==== Available records

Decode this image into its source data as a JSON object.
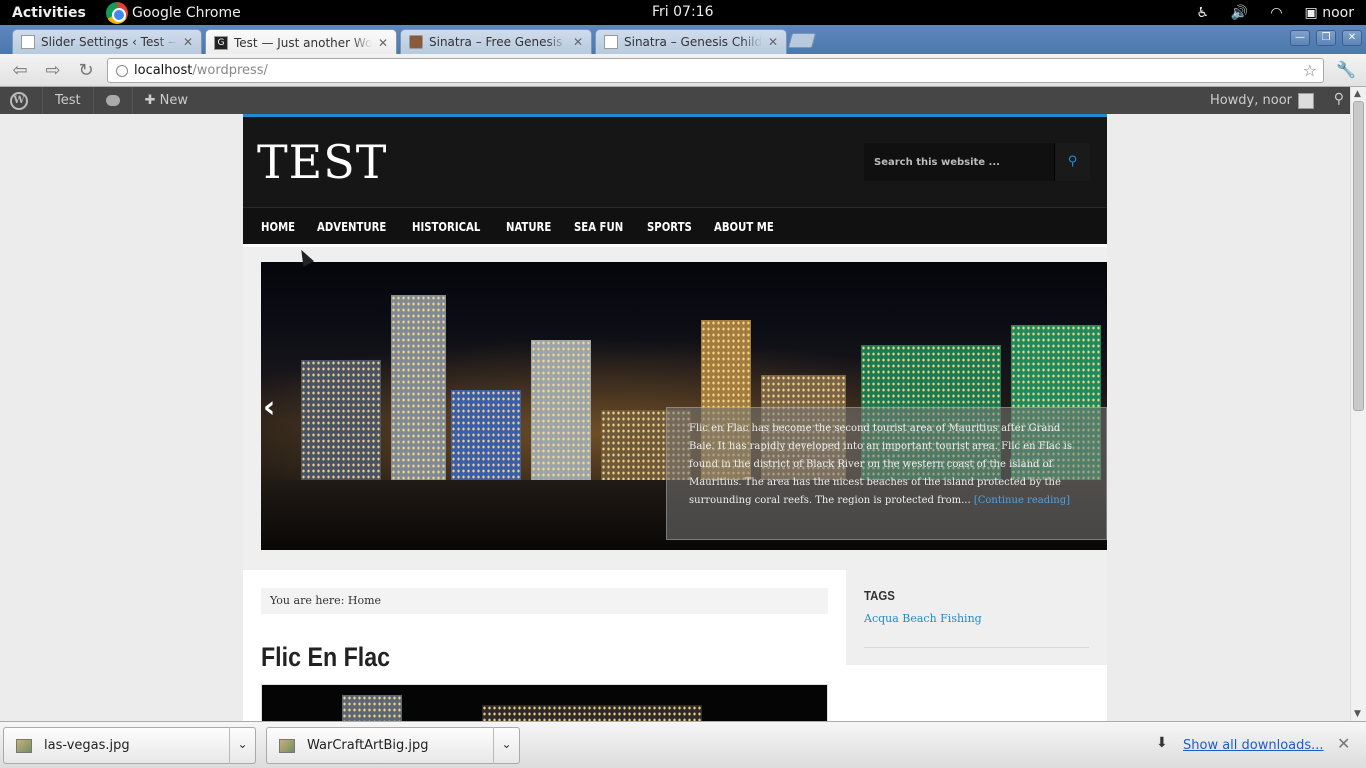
{
  "system": {
    "activities": "Activities",
    "app_name": "Google Chrome",
    "clock": "Fri 07:16",
    "user": "noor"
  },
  "tabs": [
    {
      "title": "Slider Settings ‹ Test — Wo",
      "active": false
    },
    {
      "title": "Test — Just another WordP",
      "active": true
    },
    {
      "title": "Sinatra – Free Genesis Chil",
      "active": false
    },
    {
      "title": "Sinatra – Genesis Child The",
      "active": false
    }
  ],
  "omnibox": {
    "host": "localhost",
    "path": "/wordpress/"
  },
  "adminbar": {
    "site": "Test",
    "new": "New",
    "howdy": "Howdy, noor"
  },
  "site": {
    "title": "TEST",
    "search_placeholder": "Search this website ...",
    "nav": [
      "HOME",
      "ADVENTURE",
      "HISTORICAL",
      "NATURE",
      "SEA FUN",
      "SPORTS",
      "ABOUT ME"
    ],
    "slider": {
      "caption": "Flic en Flac has become the second tourist area of Mauritius after Grand Baie. It has rapidly developed into an important tourist area. Flic en Flac is found in the district of Black River on the western coast of the island of Mauritius. The area has the nicest beaches of the island protected by the surrounding coral reefs. The region is protected from...",
      "more": "[Continue reading]"
    },
    "breadcrumb": "You are here: Home",
    "post_title": "Flic En Flac",
    "sidebar": {
      "widget_title": "TAGS",
      "tag": "Acqua Beach Fishing"
    }
  },
  "downloads": {
    "items": [
      "las-vegas.jpg",
      "WarCraftArtBig.jpg"
    ],
    "show_all": "Show all downloads..."
  }
}
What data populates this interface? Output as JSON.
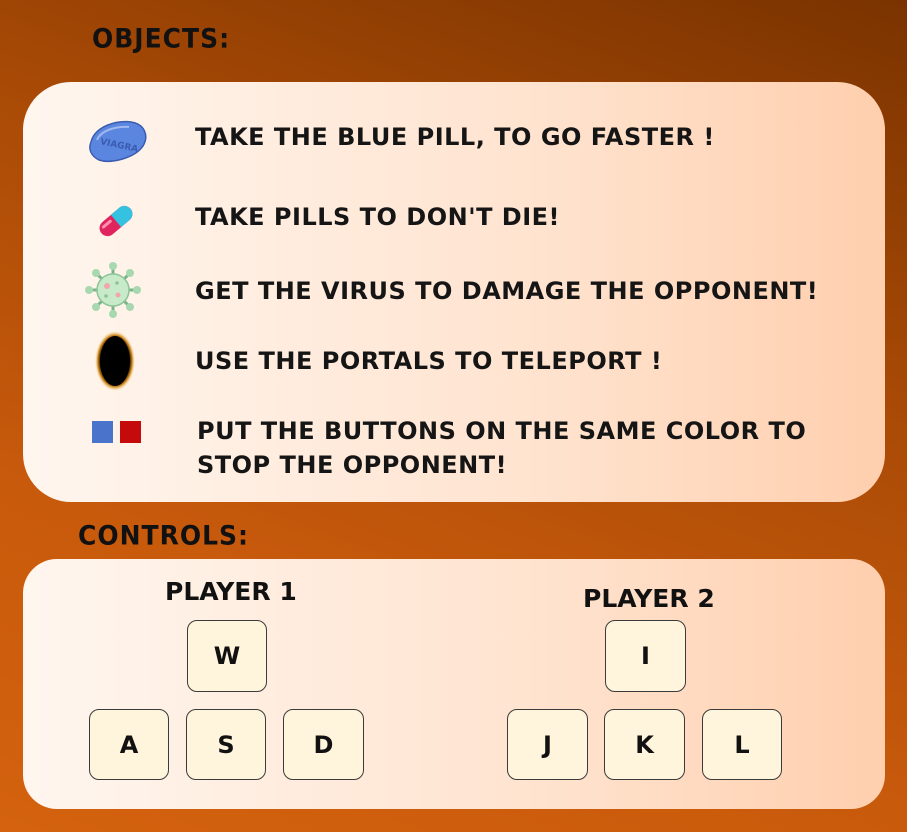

========

> [Goal of the exercise]:
Which lines of the data contain the string "this"? Copy each one.

> [Solution to the problem]:
Decode this image into its source data as a JSON object.
    "search_placeholder": "Search this website ...",
What data populates this interface? Output as JSON.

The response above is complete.